■ Data for this exercise ■
::::
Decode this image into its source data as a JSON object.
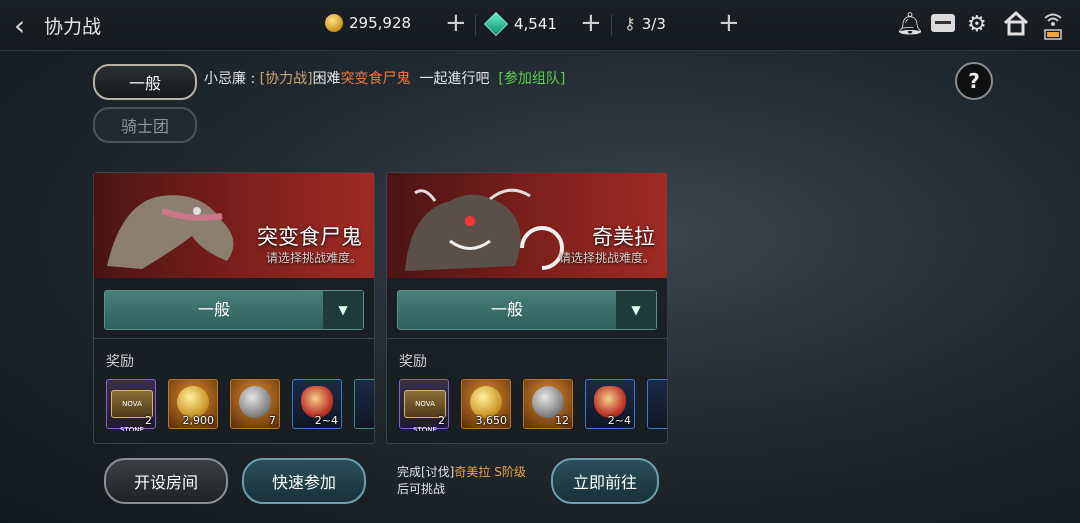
{
  "header": {
    "title": "协力战",
    "gold": "295,928",
    "gems": "4,541",
    "keys": "3/3"
  },
  "tabs": {
    "general": "一般",
    "guild": "骑士团"
  },
  "chat": {
    "speaker": "小忌廉",
    "colon": " : ",
    "tag": "[协力战]",
    "difficulty": "困难",
    "boss": "突变食尸鬼",
    "message": "一起進行吧",
    "join": "[参加组队]"
  },
  "help_label": "?",
  "raids": [
    {
      "name": "突变食尸鬼",
      "subtitle": "请选择挑战难度。",
      "difficulty": "一般",
      "rewards_label": "奖励",
      "rewards": [
        {
          "icon": "nova-stone-icon",
          "count": "2",
          "tier": "purple"
        },
        {
          "icon": "gold-coin-icon",
          "count": "2,900",
          "tier": "orange"
        },
        {
          "icon": "silver-medal-icon",
          "count": "7",
          "tier": "orange"
        },
        {
          "icon": "dragon-egg-icon",
          "count": "2~4",
          "tier": "blue"
        }
      ]
    },
    {
      "name": "奇美拉",
      "subtitle": "请选择挑战难度。",
      "difficulty": "一般",
      "rewards_label": "奖励",
      "rewards": [
        {
          "icon": "nova-stone-icon",
          "count": "2",
          "tier": "purple"
        },
        {
          "icon": "gold-coin-icon",
          "count": "3,650",
          "tier": "orange"
        },
        {
          "icon": "silver-medal-icon",
          "count": "12",
          "tier": "orange"
        },
        {
          "icon": "dragon-egg-icon",
          "count": "2~4",
          "tier": "blue"
        }
      ]
    }
  ],
  "buttons": {
    "create_room": "开设房间",
    "quick_join": "快速参加",
    "go_now": "立即前往"
  },
  "requirement": {
    "prefix": "完成[讨伐]",
    "boss": "奇美拉",
    "grade": "S阶级",
    "suffix": "后可挑战"
  },
  "nova_text": "NOVA STONE",
  "colors": {
    "accent_orange": "#f0a33a",
    "accent_green": "#5bd04a",
    "banner_red": "#7a1f1c",
    "dropdown_teal": "#3e706d"
  }
}
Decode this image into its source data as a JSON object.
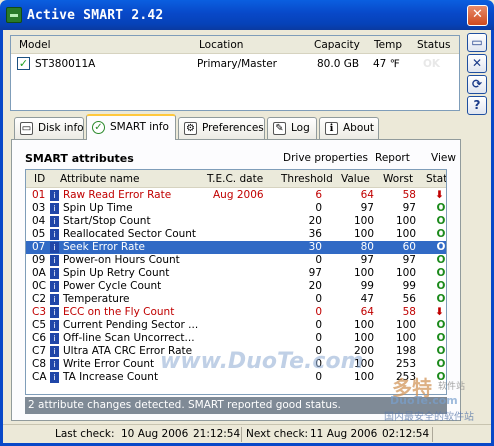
{
  "window": {
    "title": "Active SMART 2.42",
    "close_glyph": "✕"
  },
  "drive_table": {
    "headers": {
      "model": "Model",
      "location": "Location",
      "capacity": "Capacity",
      "temp": "Temp",
      "status": "Status"
    },
    "row": {
      "checked": "✓",
      "model": "ST380011A",
      "location": "Primary/Master",
      "capacity": "80.0 GB",
      "temp": "47 ℉",
      "status": "OK"
    }
  },
  "side_buttons": {
    "minimize": "▭",
    "close": "✕",
    "refresh": "⟳",
    "help": "?"
  },
  "tabs": [
    {
      "label": "Disk info",
      "icon": "▭"
    },
    {
      "label": "SMART info",
      "icon": "✓"
    },
    {
      "label": "Preferences",
      "icon": "⚙"
    },
    {
      "label": "Log",
      "icon": "✎"
    },
    {
      "label": "About",
      "icon": "ℹ"
    }
  ],
  "panel": {
    "title": "SMART attributes",
    "links": {
      "drive_properties": "Drive properties",
      "report": "Report",
      "view": "View"
    }
  },
  "attributes": {
    "headers": {
      "id": "ID",
      "name": "Attribute name",
      "tec": "T.E.C. date",
      "threshold": "Threshold",
      "value": "Value",
      "worst": "Worst",
      "status": "Status"
    },
    "rows": [
      {
        "id": "01",
        "name": "Raw Read Error Rate",
        "tec": "Aug 2006",
        "threshold": "6",
        "value": "64",
        "worst": "58",
        "status": "⬇ 1"
      },
      {
        "id": "03",
        "name": "Spin Up Time",
        "tec": "",
        "threshold": "0",
        "value": "97",
        "worst": "97",
        "status": "OK"
      },
      {
        "id": "04",
        "name": "Start/Stop Count",
        "tec": "",
        "threshold": "20",
        "value": "100",
        "worst": "100",
        "status": "OK"
      },
      {
        "id": "05",
        "name": "Reallocated Sector Count",
        "tec": "",
        "threshold": "36",
        "value": "100",
        "worst": "100",
        "status": "OK"
      },
      {
        "id": "07",
        "name": "Seek Error Rate",
        "tec": "",
        "threshold": "30",
        "value": "80",
        "worst": "60",
        "status": "OK"
      },
      {
        "id": "09",
        "name": "Power-on Hours Count",
        "tec": "",
        "threshold": "0",
        "value": "97",
        "worst": "97",
        "status": "OK"
      },
      {
        "id": "0A",
        "name": "Spin Up Retry Count",
        "tec": "",
        "threshold": "97",
        "value": "100",
        "worst": "100",
        "status": "OK"
      },
      {
        "id": "0C",
        "name": "Power Cycle Count",
        "tec": "",
        "threshold": "20",
        "value": "99",
        "worst": "99",
        "status": "OK"
      },
      {
        "id": "C2",
        "name": "Temperature",
        "tec": "",
        "threshold": "0",
        "value": "47",
        "worst": "56",
        "status": "OK"
      },
      {
        "id": "C3",
        "name": "ECC on the Fly Count",
        "tec": "",
        "threshold": "0",
        "value": "64",
        "worst": "58",
        "status": "⬇ 1"
      },
      {
        "id": "C5",
        "name": "Current Pending Sector ...",
        "tec": "",
        "threshold": "0",
        "value": "100",
        "worst": "100",
        "status": "OK"
      },
      {
        "id": "C6",
        "name": "Off-line Scan Uncorrect...",
        "tec": "",
        "threshold": "0",
        "value": "100",
        "worst": "100",
        "status": "OK"
      },
      {
        "id": "C7",
        "name": "Ultra ATA CRC Error Rate",
        "tec": "",
        "threshold": "0",
        "value": "200",
        "worst": "198",
        "status": "OK"
      },
      {
        "id": "C8",
        "name": "Write Error Count",
        "tec": "",
        "threshold": "0",
        "value": "100",
        "worst": "253",
        "status": "OK"
      },
      {
        "id": "CA",
        "name": "TA Increase Count",
        "tec": "",
        "threshold": "0",
        "value": "100",
        "worst": "253",
        "status": "OK"
      }
    ],
    "status_message": "2 attribute changes detected. SMART reported good status."
  },
  "statusbar": {
    "last_check_label": "Last check:",
    "last_check_date": "10 Aug 2006",
    "last_check_time": "21:12:54",
    "next_check_label": "Next check:",
    "next_check_date": "11 Aug 2006",
    "next_check_time": "02:12:54"
  },
  "watermarks": {
    "center": "www.DuoTe.com",
    "logo_big": "多特",
    "logo_small": "软件站",
    "logo_site": "DuoTe.com",
    "logo_slogan": "国内最安全的软件站"
  }
}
::::
■ Required task ■
Reproduce the material above in full and without alteration, but skip all pictures.

■ The solution ■
Decode this image into its source data as a JSON object.
{
  "header": {
    "title": "协力战",
    "gold": "295,928",
    "gems": "4,541",
    "keys": "3/3"
  },
  "tabs": {
    "general": "一般",
    "guild": "骑士团"
  },
  "chat": {
    "speaker": "小忌廉",
    "colon": " : ",
    "tag": "[协力战]",
    "difficulty": "困难",
    "boss": "突变食尸鬼",
    "message": "一起進行吧",
    "join": "[参加组队]"
  },
  "help_label": "?",
  "raids": [
    {
      "name": "突变食尸鬼",
      "subtitle": "请选择挑战难度。",
      "difficulty": "一般",
      "rewards_label": "奖励",
      "rewards": [
        {
          "icon": "nova-stone-icon",
          "count": "2",
          "tier": "purple"
        },
        {
          "icon": "gold-coin-icon",
          "count": "2,900",
          "tier": "orange"
        },
        {
          "icon": "silver-medal-icon",
          "count": "7",
          "tier": "orange"
        },
        {
          "icon": "dragon-egg-icon",
          "count": "2~4",
          "tier": "blue"
        }
      ]
    },
    {
      "name": "奇美拉",
      "subtitle": "请选择挑战难度。",
      "difficulty": "一般",
      "rewards_label": "奖励",
      "rewards": [
        {
          "icon": "nova-stone-icon",
          "count": "2",
          "tier": "purple"
        },
        {
          "icon": "gold-coin-icon",
          "count": "3,650",
          "tier": "orange"
        },
        {
          "icon": "silver-medal-icon",
          "count": "12",
          "tier": "orange"
        },
        {
          "icon": "dragon-egg-icon",
          "count": "2~4",
          "tier": "blue"
        }
      ]
    }
  ],
  "buttons": {
    "create_room": "开设房间",
    "quick_join": "快速参加",
    "go_now": "立即前往"
  },
  "requirement": {
    "prefix": "完成[讨伐]",
    "boss": "奇美拉",
    "grade": "S阶级",
    "suffix": "后可挑战"
  },
  "nova_text": "NOVA STONE",
  "colors": {
    "accent_orange": "#f0a33a",
    "accent_green": "#5bd04a",
    "banner_red": "#7a1f1c",
    "dropdown_teal": "#3e706d"
  }
}
Decode this image into its source data as a JSON object.
{
  "window": {
    "title": "Active SMART 2.42",
    "close_glyph": "✕"
  },
  "drive_table": {
    "headers": {
      "model": "Model",
      "location": "Location",
      "capacity": "Capacity",
      "temp": "Temp",
      "status": "Status"
    },
    "row": {
      "checked": "✓",
      "model": "ST380011A",
      "location": "Primary/Master",
      "capacity": "80.0 GB",
      "temp": "47 ℉",
      "status": "OK"
    }
  },
  "side_buttons": {
    "minimize": "▭",
    "close": "✕",
    "refresh": "⟳",
    "help": "?"
  },
  "tabs": [
    {
      "label": "Disk info",
      "icon": "▭"
    },
    {
      "label": "SMART info",
      "icon": "✓"
    },
    {
      "label": "Preferences",
      "icon": "⚙"
    },
    {
      "label": "Log",
      "icon": "✎"
    },
    {
      "label": "About",
      "icon": "ℹ"
    }
  ],
  "panel": {
    "title": "SMART attributes",
    "links": {
      "drive_properties": "Drive properties",
      "report": "Report",
      "view": "View"
    }
  },
  "attributes": {
    "headers": {
      "id": "ID",
      "name": "Attribute name",
      "tec": "T.E.C. date",
      "threshold": "Threshold",
      "value": "Value",
      "worst": "Worst",
      "status": "Status"
    },
    "rows": [
      {
        "id": "01",
        "name": "Raw Read Error Rate",
        "tec": "Aug 2006",
        "threshold": "6",
        "value": "64",
        "worst": "58",
        "status": "⬇ 1"
      },
      {
        "id": "03",
        "name": "Spin Up Time",
        "tec": "",
        "threshold": "0",
        "value": "97",
        "worst": "97",
        "status": "OK"
      },
      {
        "id": "04",
        "name": "Start/Stop Count",
        "tec": "",
        "threshold": "20",
        "value": "100",
        "worst": "100",
        "status": "OK"
      },
      {
        "id": "05",
        "name": "Reallocated Sector Count",
        "tec": "",
        "threshold": "36",
        "value": "100",
        "worst": "100",
        "status": "OK"
      },
      {
        "id": "07",
        "name": "Seek Error Rate",
        "tec": "",
        "threshold": "30",
        "value": "80",
        "worst": "60",
        "status": "OK"
      },
      {
        "id": "09",
        "name": "Power-on Hours Count",
        "tec": "",
        "threshold": "0",
        "value": "97",
        "worst": "97",
        "status": "OK"
      },
      {
        "id": "0A",
        "name": "Spin Up Retry Count",
        "tec": "",
        "threshold": "97",
        "value": "100",
        "worst": "100",
        "status": "OK"
      },
      {
        "id": "0C",
        "name": "Power Cycle Count",
        "tec": "",
        "threshold": "20",
        "value": "99",
        "worst": "99",
        "status": "OK"
      },
      {
        "id": "C2",
        "name": "Temperature",
        "tec": "",
        "threshold": "0",
        "value": "47",
        "worst": "56",
        "status": "OK"
      },
      {
        "id": "C3",
        "name": "ECC on the Fly Count",
        "tec": "",
        "threshold": "0",
        "value": "64",
        "worst": "58",
        "status": "⬇ 1"
      },
      {
        "id": "C5",
        "name": "Current Pending Sector ...",
        "tec": "",
        "threshold": "0",
        "value": "100",
        "worst": "100",
        "status": "OK"
      },
      {
        "id": "C6",
        "name": "Off-line Scan Uncorrect...",
        "tec": "",
        "threshold": "0",
        "value": "100",
        "worst": "100",
        "status": "OK"
      },
      {
        "id": "C7",
        "name": "Ultra ATA CRC Error Rate",
        "tec": "",
        "threshold": "0",
        "value": "200",
        "worst": "198",
        "status": "OK"
      },
      {
        "id": "C8",
        "name": "Write Error Count",
        "tec": "",
        "threshold": "0",
        "value": "100",
        "worst": "253",
        "status": "OK"
      },
      {
        "id": "CA",
        "name": "TA Increase Count",
        "tec": "",
        "threshold": "0",
        "value": "100",
        "worst": "253",
        "status": "OK"
      }
    ],
    "status_message": "2 attribute changes detected. SMART reported good status."
  },
  "statusbar": {
    "last_check_label": "Last check:",
    "last_check_date": "10 Aug 2006",
    "last_check_time": "21:12:54",
    "next_check_label": "Next check:",
    "next_check_date": "11 Aug 2006",
    "next_check_time": "02:12:54"
  },
  "watermarks": {
    "center": "www.DuoTe.com",
    "logo_big": "多特",
    "logo_small": "软件站",
    "logo_site": "DuoTe.com",
    "logo_slogan": "国内最安全的软件站"
  }
}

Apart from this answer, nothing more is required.